» DATA ENTRIES:
....
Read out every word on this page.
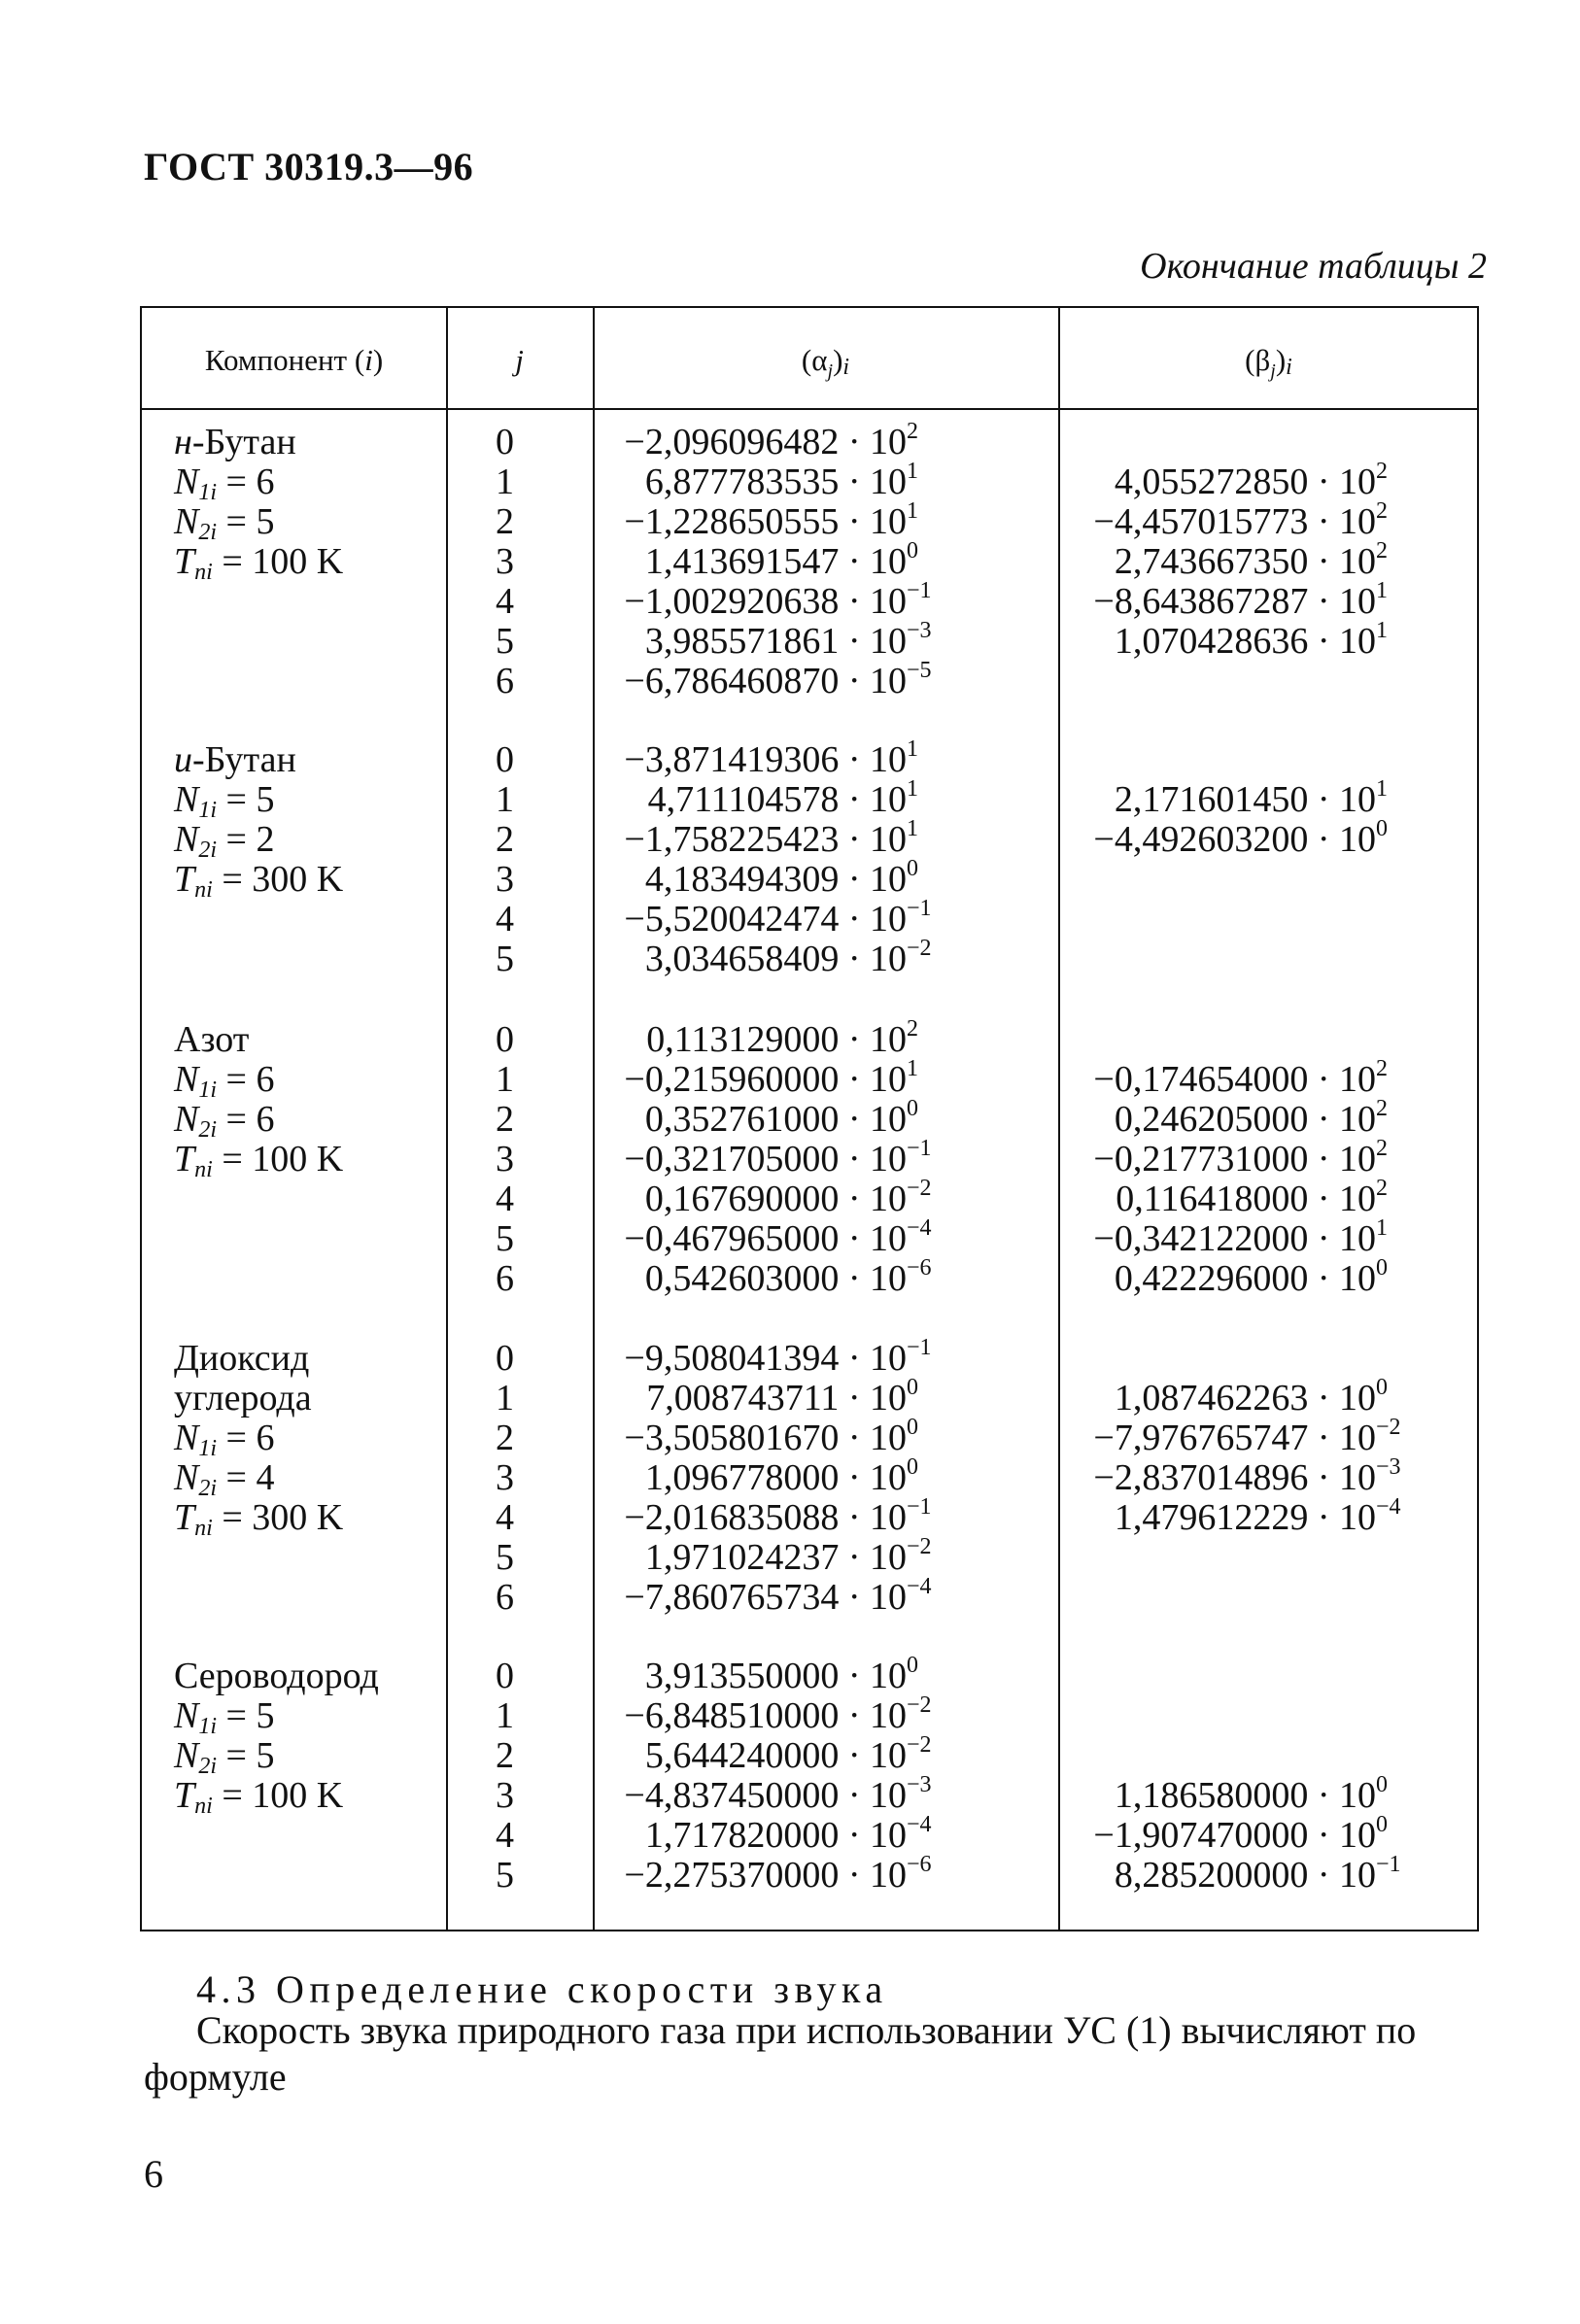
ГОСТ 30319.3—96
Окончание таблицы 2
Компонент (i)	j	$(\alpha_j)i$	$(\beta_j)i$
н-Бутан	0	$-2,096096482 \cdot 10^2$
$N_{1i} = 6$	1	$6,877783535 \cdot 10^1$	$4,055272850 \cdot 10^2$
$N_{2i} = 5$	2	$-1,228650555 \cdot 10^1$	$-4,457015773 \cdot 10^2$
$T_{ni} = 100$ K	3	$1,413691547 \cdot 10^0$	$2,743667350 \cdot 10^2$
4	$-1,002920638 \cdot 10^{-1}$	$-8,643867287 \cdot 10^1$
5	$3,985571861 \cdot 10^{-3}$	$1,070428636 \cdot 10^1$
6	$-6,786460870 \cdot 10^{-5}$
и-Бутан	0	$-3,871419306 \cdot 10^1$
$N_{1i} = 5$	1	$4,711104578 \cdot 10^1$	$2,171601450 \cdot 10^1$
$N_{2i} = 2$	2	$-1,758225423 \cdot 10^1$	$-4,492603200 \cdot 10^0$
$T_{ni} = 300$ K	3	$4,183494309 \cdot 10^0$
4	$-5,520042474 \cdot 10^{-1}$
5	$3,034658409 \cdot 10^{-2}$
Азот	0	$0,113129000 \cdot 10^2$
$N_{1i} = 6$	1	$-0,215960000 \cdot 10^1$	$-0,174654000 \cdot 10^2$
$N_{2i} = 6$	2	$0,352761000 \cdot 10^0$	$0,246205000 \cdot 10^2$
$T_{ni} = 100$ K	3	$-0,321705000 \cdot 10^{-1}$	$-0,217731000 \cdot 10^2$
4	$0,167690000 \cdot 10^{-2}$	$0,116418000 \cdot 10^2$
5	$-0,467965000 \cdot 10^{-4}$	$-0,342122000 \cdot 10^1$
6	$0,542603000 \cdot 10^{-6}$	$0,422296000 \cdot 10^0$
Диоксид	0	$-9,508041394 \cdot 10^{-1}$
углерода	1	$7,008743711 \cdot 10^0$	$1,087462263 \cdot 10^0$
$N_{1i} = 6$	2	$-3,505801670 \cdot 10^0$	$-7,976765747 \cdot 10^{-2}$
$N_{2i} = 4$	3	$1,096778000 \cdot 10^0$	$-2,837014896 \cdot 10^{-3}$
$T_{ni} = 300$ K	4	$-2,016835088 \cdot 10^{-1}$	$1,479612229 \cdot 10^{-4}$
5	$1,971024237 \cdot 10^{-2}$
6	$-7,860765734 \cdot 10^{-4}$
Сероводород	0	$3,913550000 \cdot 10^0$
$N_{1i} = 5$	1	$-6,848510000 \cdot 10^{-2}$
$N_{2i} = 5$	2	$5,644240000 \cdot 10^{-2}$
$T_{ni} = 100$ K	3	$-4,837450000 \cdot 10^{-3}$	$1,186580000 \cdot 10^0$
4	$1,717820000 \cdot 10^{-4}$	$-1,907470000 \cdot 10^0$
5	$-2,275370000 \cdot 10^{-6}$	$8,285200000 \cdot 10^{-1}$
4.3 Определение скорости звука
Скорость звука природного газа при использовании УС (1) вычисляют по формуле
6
....
» GOAL:
Report all lines of the data above that include the string "Бутан".

» EXERCISE ANSWER:
н-Бутан	0	$-2,096096482 \cdot 10^2$
и-Бутан	0	$-3,871419306 \cdot 10^1$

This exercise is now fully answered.